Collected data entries
● ● ● ●

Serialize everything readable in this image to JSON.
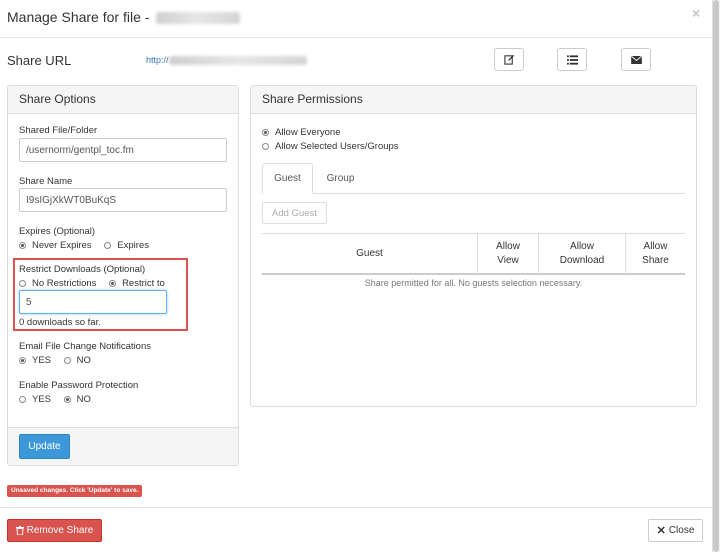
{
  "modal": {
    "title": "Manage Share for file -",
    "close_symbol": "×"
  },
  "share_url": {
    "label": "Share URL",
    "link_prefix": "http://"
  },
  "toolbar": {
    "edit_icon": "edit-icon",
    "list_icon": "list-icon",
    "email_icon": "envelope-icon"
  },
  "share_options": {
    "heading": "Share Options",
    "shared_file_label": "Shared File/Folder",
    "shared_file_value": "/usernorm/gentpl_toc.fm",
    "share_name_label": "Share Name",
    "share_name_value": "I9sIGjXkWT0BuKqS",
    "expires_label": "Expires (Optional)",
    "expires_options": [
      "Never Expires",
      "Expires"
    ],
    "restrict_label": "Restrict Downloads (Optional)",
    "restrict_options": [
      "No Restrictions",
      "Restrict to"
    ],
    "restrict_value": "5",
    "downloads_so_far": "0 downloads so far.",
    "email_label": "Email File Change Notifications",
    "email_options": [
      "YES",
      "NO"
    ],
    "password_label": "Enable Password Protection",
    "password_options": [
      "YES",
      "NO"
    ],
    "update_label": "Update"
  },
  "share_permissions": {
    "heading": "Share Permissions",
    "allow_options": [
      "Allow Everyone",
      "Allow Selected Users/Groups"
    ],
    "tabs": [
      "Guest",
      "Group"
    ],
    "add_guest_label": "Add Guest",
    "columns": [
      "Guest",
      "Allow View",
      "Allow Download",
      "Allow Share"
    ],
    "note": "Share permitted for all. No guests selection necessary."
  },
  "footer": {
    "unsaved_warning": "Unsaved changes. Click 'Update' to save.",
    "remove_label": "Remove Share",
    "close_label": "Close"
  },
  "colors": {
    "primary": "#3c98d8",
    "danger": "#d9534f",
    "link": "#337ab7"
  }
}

● ● ● ●

INSTRUCTIONS FOR THE TASK
Return the material word for word. Pictures are not part of the copy.

COMPLETE RESPONSE
Serialize everything readable in this image to JSON.
{
  "modal": {
    "title": "Manage Share for file -",
    "close_symbol": "×"
  },
  "share_url": {
    "label": "Share URL",
    "link_prefix": "http://"
  },
  "toolbar": {
    "edit_icon": "edit-icon",
    "list_icon": "list-icon",
    "email_icon": "envelope-icon"
  },
  "share_options": {
    "heading": "Share Options",
    "shared_file_label": "Shared File/Folder",
    "shared_file_value": "/usernorm/gentpl_toc.fm",
    "share_name_label": "Share Name",
    "share_name_value": "I9sIGjXkWT0BuKqS",
    "expires_label": "Expires (Optional)",
    "expires_options": [
      "Never Expires",
      "Expires"
    ],
    "restrict_label": "Restrict Downloads (Optional)",
    "restrict_options": [
      "No Restrictions",
      "Restrict to"
    ],
    "restrict_value": "5",
    "downloads_so_far": "0 downloads so far.",
    "email_label": "Email File Change Notifications",
    "email_options": [
      "YES",
      "NO"
    ],
    "password_label": "Enable Password Protection",
    "password_options": [
      "YES",
      "NO"
    ],
    "update_label": "Update"
  },
  "share_permissions": {
    "heading": "Share Permissions",
    "allow_options": [
      "Allow Everyone",
      "Allow Selected Users/Groups"
    ],
    "tabs": [
      "Guest",
      "Group"
    ],
    "add_guest_label": "Add Guest",
    "columns": [
      "Guest",
      "Allow View",
      "Allow Download",
      "Allow Share"
    ],
    "note": "Share permitted for all. No guests selection necessary."
  },
  "footer": {
    "unsaved_warning": "Unsaved changes. Click 'Update' to save.",
    "remove_label": "Remove Share",
    "close_label": "Close"
  },
  "colors": {
    "primary": "#3c98d8",
    "danger": "#d9534f",
    "link": "#337ab7"
  }
}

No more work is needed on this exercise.